◆ Extracted data ◆
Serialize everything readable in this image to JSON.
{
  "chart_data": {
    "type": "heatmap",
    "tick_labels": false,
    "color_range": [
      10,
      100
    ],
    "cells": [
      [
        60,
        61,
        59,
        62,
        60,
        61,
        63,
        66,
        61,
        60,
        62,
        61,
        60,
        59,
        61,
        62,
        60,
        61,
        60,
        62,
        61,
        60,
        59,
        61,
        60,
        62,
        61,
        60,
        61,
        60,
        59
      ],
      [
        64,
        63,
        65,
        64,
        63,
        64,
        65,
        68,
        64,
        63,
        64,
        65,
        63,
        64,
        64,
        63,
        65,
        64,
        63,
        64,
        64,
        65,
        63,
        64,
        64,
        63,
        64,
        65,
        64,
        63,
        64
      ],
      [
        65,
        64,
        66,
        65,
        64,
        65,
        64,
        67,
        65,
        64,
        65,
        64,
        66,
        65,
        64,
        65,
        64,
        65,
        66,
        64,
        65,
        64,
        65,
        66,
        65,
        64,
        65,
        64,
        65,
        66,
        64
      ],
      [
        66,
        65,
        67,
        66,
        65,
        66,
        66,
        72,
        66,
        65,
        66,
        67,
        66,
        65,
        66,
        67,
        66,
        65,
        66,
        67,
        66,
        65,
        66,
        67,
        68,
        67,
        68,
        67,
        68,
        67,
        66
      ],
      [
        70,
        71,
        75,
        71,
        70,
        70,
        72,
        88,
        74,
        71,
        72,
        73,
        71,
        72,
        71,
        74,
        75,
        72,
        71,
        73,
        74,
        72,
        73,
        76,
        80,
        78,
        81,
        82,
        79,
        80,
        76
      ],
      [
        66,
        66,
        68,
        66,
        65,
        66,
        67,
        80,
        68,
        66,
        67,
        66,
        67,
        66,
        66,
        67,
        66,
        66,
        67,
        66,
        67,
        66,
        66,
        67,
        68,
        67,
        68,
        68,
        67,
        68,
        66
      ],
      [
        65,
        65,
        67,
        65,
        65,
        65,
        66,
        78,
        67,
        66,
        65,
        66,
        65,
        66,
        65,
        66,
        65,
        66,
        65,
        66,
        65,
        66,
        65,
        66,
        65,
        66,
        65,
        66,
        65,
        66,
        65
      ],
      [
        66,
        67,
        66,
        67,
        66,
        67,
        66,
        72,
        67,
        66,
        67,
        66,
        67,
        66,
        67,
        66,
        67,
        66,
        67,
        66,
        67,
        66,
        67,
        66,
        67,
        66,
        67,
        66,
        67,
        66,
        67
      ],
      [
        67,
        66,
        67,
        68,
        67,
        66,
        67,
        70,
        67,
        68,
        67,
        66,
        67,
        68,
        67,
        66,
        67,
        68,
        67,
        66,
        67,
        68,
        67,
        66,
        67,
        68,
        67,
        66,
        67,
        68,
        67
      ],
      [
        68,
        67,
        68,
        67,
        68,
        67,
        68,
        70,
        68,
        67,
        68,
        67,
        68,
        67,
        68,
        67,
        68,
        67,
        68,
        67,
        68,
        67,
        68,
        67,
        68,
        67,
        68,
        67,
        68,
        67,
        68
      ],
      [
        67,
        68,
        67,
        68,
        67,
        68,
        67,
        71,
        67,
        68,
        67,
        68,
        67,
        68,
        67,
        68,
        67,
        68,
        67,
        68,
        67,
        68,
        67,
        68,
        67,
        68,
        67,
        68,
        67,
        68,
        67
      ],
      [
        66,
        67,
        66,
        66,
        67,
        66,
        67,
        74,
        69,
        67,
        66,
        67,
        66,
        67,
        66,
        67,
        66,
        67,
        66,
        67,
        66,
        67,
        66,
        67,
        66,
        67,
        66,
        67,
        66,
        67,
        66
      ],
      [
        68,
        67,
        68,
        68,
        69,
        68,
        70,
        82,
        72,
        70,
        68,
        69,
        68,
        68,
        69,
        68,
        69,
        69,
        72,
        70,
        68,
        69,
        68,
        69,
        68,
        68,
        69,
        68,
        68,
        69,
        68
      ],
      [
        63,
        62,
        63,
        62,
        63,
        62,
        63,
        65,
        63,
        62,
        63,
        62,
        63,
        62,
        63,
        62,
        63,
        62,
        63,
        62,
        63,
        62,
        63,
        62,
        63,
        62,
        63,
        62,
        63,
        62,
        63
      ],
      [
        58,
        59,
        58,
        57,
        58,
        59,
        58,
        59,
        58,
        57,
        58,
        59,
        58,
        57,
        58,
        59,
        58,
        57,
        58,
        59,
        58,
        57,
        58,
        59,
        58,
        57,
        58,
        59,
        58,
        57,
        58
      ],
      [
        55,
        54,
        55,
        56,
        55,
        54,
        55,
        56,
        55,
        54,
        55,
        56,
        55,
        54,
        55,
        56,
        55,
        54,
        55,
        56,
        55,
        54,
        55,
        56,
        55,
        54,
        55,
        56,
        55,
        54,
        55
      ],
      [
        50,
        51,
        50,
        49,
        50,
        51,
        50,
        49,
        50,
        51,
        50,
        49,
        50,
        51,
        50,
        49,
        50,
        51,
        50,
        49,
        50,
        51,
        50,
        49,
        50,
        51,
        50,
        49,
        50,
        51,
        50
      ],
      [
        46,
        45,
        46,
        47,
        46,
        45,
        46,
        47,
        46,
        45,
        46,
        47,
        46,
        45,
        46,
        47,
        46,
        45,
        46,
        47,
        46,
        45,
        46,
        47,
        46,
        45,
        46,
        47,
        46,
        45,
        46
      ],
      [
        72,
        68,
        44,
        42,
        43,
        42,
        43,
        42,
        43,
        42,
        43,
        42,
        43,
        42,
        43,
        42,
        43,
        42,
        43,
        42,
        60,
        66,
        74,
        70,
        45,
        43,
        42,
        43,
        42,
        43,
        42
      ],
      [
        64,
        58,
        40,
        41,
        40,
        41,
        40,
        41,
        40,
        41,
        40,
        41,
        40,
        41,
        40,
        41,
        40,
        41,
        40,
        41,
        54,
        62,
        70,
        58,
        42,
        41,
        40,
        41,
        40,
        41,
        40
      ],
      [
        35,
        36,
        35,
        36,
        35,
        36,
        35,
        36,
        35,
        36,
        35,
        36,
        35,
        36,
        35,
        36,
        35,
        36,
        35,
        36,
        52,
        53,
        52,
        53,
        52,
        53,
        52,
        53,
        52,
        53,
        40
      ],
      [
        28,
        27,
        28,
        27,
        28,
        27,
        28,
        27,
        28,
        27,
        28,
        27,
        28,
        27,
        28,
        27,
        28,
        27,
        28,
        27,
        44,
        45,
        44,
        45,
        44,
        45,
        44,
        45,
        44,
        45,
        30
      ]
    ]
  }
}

◆ Short exercise ◆
The entries above must be returned in full, exactly as shown.

◆ Output below ◆
Serialize everything readable in this image to JSON.
{
  "chart_data": {
    "type": "heatmap",
    "tick_labels": false,
    "color_range": [
      10,
      100
    ],
    "cells": [
      [
        60,
        61,
        59,
        62,
        60,
        61,
        63,
        66,
        61,
        60,
        62,
        61,
        60,
        59,
        61,
        62,
        60,
        61,
        60,
        62,
        61,
        60,
        59,
        61,
        60,
        62,
        61,
        60,
        61,
        60,
        59
      ],
      [
        64,
        63,
        65,
        64,
        63,
        64,
        65,
        68,
        64,
        63,
        64,
        65,
        63,
        64,
        64,
        63,
        65,
        64,
        63,
        64,
        64,
        65,
        63,
        64,
        64,
        63,
        64,
        65,
        64,
        63,
        64
      ],
      [
        65,
        64,
        66,
        65,
        64,
        65,
        64,
        67,
        65,
        64,
        65,
        64,
        66,
        65,
        64,
        65,
        64,
        65,
        66,
        64,
        65,
        64,
        65,
        66,
        65,
        64,
        65,
        64,
        65,
        66,
        64
      ],
      [
        66,
        65,
        67,
        66,
        65,
        66,
        66,
        72,
        66,
        65,
        66,
        67,
        66,
        65,
        66,
        67,
        66,
        65,
        66,
        67,
        66,
        65,
        66,
        67,
        68,
        67,
        68,
        67,
        68,
        67,
        66
      ],
      [
        70,
        71,
        75,
        71,
        70,
        70,
        72,
        88,
        74,
        71,
        72,
        73,
        71,
        72,
        71,
        74,
        75,
        72,
        71,
        73,
        74,
        72,
        73,
        76,
        80,
        78,
        81,
        82,
        79,
        80,
        76
      ],
      [
        66,
        66,
        68,
        66,
        65,
        66,
        67,
        80,
        68,
        66,
        67,
        66,
        67,
        66,
        66,
        67,
        66,
        66,
        67,
        66,
        67,
        66,
        66,
        67,
        68,
        67,
        68,
        68,
        67,
        68,
        66
      ],
      [
        65,
        65,
        67,
        65,
        65,
        65,
        66,
        78,
        67,
        66,
        65,
        66,
        65,
        66,
        65,
        66,
        65,
        66,
        65,
        66,
        65,
        66,
        65,
        66,
        65,
        66,
        65,
        66,
        65,
        66,
        65
      ],
      [
        66,
        67,
        66,
        67,
        66,
        67,
        66,
        72,
        67,
        66,
        67,
        66,
        67,
        66,
        67,
        66,
        67,
        66,
        67,
        66,
        67,
        66,
        67,
        66,
        67,
        66,
        67,
        66,
        67,
        66,
        67
      ],
      [
        67,
        66,
        67,
        68,
        67,
        66,
        67,
        70,
        67,
        68,
        67,
        66,
        67,
        68,
        67,
        66,
        67,
        68,
        67,
        66,
        67,
        68,
        67,
        66,
        67,
        68,
        67,
        66,
        67,
        68,
        67
      ],
      [
        68,
        67,
        68,
        67,
        68,
        67,
        68,
        70,
        68,
        67,
        68,
        67,
        68,
        67,
        68,
        67,
        68,
        67,
        68,
        67,
        68,
        67,
        68,
        67,
        68,
        67,
        68,
        67,
        68,
        67,
        68
      ],
      [
        67,
        68,
        67,
        68,
        67,
        68,
        67,
        71,
        67,
        68,
        67,
        68,
        67,
        68,
        67,
        68,
        67,
        68,
        67,
        68,
        67,
        68,
        67,
        68,
        67,
        68,
        67,
        68,
        67,
        68,
        67
      ],
      [
        66,
        67,
        66,
        66,
        67,
        66,
        67,
        74,
        69,
        67,
        66,
        67,
        66,
        67,
        66,
        67,
        66,
        67,
        66,
        67,
        66,
        67,
        66,
        67,
        66,
        67,
        66,
        67,
        66,
        67,
        66
      ],
      [
        68,
        67,
        68,
        68,
        69,
        68,
        70,
        82,
        72,
        70,
        68,
        69,
        68,
        68,
        69,
        68,
        69,
        69,
        72,
        70,
        68,
        69,
        68,
        69,
        68,
        68,
        69,
        68,
        68,
        69,
        68
      ],
      [
        63,
        62,
        63,
        62,
        63,
        62,
        63,
        65,
        63,
        62,
        63,
        62,
        63,
        62,
        63,
        62,
        63,
        62,
        63,
        62,
        63,
        62,
        63,
        62,
        63,
        62,
        63,
        62,
        63,
        62,
        63
      ],
      [
        58,
        59,
        58,
        57,
        58,
        59,
        58,
        59,
        58,
        57,
        58,
        59,
        58,
        57,
        58,
        59,
        58,
        57,
        58,
        59,
        58,
        57,
        58,
        59,
        58,
        57,
        58,
        59,
        58,
        57,
        58
      ],
      [
        55,
        54,
        55,
        56,
        55,
        54,
        55,
        56,
        55,
        54,
        55,
        56,
        55,
        54,
        55,
        56,
        55,
        54,
        55,
        56,
        55,
        54,
        55,
        56,
        55,
        54,
        55,
        56,
        55,
        54,
        55
      ],
      [
        50,
        51,
        50,
        49,
        50,
        51,
        50,
        49,
        50,
        51,
        50,
        49,
        50,
        51,
        50,
        49,
        50,
        51,
        50,
        49,
        50,
        51,
        50,
        49,
        50,
        51,
        50,
        49,
        50,
        51,
        50
      ],
      [
        46,
        45,
        46,
        47,
        46,
        45,
        46,
        47,
        46,
        45,
        46,
        47,
        46,
        45,
        46,
        47,
        46,
        45,
        46,
        47,
        46,
        45,
        46,
        47,
        46,
        45,
        46,
        47,
        46,
        45,
        46
      ],
      [
        72,
        68,
        44,
        42,
        43,
        42,
        43,
        42,
        43,
        42,
        43,
        42,
        43,
        42,
        43,
        42,
        43,
        42,
        43,
        42,
        60,
        66,
        74,
        70,
        45,
        43,
        42,
        43,
        42,
        43,
        42
      ],
      [
        64,
        58,
        40,
        41,
        40,
        41,
        40,
        41,
        40,
        41,
        40,
        41,
        40,
        41,
        40,
        41,
        40,
        41,
        40,
        41,
        54,
        62,
        70,
        58,
        42,
        41,
        40,
        41,
        40,
        41,
        40
      ],
      [
        35,
        36,
        35,
        36,
        35,
        36,
        35,
        36,
        35,
        36,
        35,
        36,
        35,
        36,
        35,
        36,
        35,
        36,
        35,
        36,
        52,
        53,
        52,
        53,
        52,
        53,
        52,
        53,
        52,
        53,
        40
      ],
      [
        28,
        27,
        28,
        27,
        28,
        27,
        28,
        27,
        28,
        27,
        28,
        27,
        28,
        27,
        28,
        27,
        28,
        27,
        28,
        27,
        44,
        45,
        44,
        45,
        44,
        45,
        44,
        45,
        44,
        45,
        30
      ]
    ]
  }
}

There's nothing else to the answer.